━━ The records

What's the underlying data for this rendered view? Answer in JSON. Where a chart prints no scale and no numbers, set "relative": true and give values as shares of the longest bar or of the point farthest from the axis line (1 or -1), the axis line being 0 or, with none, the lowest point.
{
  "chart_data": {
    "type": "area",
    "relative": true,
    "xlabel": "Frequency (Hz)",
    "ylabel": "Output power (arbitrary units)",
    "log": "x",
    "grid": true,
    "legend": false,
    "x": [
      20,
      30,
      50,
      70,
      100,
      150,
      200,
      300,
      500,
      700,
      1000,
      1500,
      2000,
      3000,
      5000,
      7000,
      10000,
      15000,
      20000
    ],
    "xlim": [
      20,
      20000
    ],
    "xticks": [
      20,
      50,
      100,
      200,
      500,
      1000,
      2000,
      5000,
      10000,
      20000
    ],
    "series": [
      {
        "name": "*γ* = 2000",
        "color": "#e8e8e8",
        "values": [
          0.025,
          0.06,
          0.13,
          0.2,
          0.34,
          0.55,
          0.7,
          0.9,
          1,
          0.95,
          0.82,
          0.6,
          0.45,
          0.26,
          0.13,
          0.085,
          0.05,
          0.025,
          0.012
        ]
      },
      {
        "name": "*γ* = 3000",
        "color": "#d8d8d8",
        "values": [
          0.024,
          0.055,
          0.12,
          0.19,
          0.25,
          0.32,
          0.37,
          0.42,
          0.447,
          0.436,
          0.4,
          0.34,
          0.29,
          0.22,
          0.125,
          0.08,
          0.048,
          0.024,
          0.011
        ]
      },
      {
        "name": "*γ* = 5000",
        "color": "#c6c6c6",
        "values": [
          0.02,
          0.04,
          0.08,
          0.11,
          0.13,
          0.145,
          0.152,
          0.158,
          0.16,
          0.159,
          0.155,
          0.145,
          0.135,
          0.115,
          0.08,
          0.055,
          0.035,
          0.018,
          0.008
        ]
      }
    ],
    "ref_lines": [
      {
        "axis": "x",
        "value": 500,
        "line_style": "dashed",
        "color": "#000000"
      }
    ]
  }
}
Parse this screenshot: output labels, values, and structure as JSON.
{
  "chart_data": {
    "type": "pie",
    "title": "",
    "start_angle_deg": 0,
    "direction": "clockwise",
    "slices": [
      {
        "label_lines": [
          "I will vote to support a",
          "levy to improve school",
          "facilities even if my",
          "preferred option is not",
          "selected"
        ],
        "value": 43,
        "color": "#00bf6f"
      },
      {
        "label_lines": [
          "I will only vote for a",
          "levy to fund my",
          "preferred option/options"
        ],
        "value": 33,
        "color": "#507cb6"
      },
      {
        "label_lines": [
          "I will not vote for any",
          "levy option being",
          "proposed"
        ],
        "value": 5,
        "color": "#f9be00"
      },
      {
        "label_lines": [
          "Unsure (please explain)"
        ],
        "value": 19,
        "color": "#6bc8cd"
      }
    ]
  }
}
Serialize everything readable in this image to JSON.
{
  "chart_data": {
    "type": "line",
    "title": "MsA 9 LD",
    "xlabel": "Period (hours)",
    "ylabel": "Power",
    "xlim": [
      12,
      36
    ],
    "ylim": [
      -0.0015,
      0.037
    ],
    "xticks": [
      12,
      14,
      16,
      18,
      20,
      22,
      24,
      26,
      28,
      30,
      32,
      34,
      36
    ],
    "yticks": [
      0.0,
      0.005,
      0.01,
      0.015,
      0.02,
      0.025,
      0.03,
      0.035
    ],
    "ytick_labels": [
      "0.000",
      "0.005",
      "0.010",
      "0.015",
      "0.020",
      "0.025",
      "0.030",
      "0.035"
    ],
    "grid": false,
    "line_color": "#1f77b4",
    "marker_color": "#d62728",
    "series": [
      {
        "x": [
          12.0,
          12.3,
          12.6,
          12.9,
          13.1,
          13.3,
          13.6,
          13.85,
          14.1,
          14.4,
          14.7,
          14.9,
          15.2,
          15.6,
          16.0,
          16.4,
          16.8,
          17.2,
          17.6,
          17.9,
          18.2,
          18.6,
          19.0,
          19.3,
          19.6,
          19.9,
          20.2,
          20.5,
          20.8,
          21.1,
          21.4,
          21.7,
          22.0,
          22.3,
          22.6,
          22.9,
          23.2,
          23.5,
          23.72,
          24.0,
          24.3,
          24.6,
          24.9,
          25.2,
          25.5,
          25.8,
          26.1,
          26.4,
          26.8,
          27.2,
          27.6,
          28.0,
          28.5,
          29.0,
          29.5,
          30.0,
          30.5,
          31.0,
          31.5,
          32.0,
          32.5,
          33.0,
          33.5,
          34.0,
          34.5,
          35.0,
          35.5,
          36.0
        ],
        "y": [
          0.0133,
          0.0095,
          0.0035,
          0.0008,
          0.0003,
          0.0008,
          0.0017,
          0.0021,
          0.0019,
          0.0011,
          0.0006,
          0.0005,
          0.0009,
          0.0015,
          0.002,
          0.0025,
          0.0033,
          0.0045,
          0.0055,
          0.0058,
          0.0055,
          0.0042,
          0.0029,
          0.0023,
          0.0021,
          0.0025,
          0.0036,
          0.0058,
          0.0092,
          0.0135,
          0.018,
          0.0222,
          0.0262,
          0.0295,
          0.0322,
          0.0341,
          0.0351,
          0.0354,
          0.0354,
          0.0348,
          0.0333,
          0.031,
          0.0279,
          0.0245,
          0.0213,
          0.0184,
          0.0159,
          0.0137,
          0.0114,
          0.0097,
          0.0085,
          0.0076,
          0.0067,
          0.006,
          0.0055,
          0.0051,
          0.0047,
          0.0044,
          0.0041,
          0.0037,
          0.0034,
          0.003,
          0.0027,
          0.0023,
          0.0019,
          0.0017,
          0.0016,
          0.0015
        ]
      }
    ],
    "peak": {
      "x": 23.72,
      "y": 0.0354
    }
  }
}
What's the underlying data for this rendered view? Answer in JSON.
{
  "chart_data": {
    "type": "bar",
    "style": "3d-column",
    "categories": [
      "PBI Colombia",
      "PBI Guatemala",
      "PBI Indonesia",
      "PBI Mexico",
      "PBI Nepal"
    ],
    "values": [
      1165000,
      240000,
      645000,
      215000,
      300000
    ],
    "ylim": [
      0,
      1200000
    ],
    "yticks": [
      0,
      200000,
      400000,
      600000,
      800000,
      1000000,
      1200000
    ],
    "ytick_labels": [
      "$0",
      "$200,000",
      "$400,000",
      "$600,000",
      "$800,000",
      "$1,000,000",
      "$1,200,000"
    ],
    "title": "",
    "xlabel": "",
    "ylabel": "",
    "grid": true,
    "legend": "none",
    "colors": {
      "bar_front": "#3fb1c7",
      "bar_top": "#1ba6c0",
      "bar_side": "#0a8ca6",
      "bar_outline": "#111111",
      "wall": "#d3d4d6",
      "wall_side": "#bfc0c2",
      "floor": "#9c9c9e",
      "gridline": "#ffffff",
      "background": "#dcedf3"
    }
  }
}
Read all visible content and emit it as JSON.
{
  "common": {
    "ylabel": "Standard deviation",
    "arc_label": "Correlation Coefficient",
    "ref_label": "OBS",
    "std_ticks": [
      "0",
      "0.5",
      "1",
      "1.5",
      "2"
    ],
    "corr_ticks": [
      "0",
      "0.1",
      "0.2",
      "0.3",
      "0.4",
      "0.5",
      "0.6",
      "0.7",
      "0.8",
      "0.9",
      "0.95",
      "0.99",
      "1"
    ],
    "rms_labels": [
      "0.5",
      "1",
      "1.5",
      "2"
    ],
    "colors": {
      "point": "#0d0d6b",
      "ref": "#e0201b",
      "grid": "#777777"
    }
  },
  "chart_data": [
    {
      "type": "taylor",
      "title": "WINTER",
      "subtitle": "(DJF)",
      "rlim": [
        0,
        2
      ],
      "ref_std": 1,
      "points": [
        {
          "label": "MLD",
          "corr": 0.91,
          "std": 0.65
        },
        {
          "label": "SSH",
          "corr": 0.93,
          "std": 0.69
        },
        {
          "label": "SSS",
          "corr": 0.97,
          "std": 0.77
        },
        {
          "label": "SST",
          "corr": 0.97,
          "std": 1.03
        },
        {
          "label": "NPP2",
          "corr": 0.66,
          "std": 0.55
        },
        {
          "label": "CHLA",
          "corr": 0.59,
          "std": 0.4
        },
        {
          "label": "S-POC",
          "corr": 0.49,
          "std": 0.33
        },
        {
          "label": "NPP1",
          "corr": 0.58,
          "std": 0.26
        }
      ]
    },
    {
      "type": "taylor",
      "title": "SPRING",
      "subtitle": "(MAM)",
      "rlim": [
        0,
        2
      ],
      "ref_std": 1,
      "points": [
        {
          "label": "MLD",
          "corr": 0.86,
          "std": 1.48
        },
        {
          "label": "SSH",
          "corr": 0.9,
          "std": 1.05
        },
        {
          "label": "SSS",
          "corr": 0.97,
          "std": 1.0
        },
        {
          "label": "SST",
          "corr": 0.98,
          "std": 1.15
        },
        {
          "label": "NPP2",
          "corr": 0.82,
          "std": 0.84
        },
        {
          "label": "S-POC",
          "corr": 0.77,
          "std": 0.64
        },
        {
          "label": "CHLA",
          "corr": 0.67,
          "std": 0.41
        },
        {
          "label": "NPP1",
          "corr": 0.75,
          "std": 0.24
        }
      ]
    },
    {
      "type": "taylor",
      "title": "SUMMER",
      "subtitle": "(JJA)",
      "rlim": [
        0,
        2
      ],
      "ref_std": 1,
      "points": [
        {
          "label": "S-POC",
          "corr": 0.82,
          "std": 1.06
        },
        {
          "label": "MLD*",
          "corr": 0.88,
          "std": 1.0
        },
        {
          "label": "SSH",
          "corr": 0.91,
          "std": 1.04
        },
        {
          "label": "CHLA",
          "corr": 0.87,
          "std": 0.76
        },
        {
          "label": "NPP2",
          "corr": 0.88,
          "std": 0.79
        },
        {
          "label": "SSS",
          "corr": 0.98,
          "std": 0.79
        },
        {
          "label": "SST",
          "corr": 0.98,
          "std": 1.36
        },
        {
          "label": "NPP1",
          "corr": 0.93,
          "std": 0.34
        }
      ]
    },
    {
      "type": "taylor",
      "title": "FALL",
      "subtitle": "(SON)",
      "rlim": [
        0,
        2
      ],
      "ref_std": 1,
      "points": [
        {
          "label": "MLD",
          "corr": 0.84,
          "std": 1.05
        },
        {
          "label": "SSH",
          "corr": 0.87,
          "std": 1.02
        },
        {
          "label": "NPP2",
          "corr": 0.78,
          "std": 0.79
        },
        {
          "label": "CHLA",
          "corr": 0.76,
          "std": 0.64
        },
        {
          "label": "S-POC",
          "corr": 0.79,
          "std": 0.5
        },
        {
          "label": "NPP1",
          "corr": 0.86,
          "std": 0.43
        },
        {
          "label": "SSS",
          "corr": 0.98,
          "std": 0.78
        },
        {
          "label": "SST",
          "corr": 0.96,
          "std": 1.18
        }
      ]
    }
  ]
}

━━━━

**Prompt:** In the records shown above, how many lines include the word "view"? Answer with the number only.

**Result of this exercise:** 2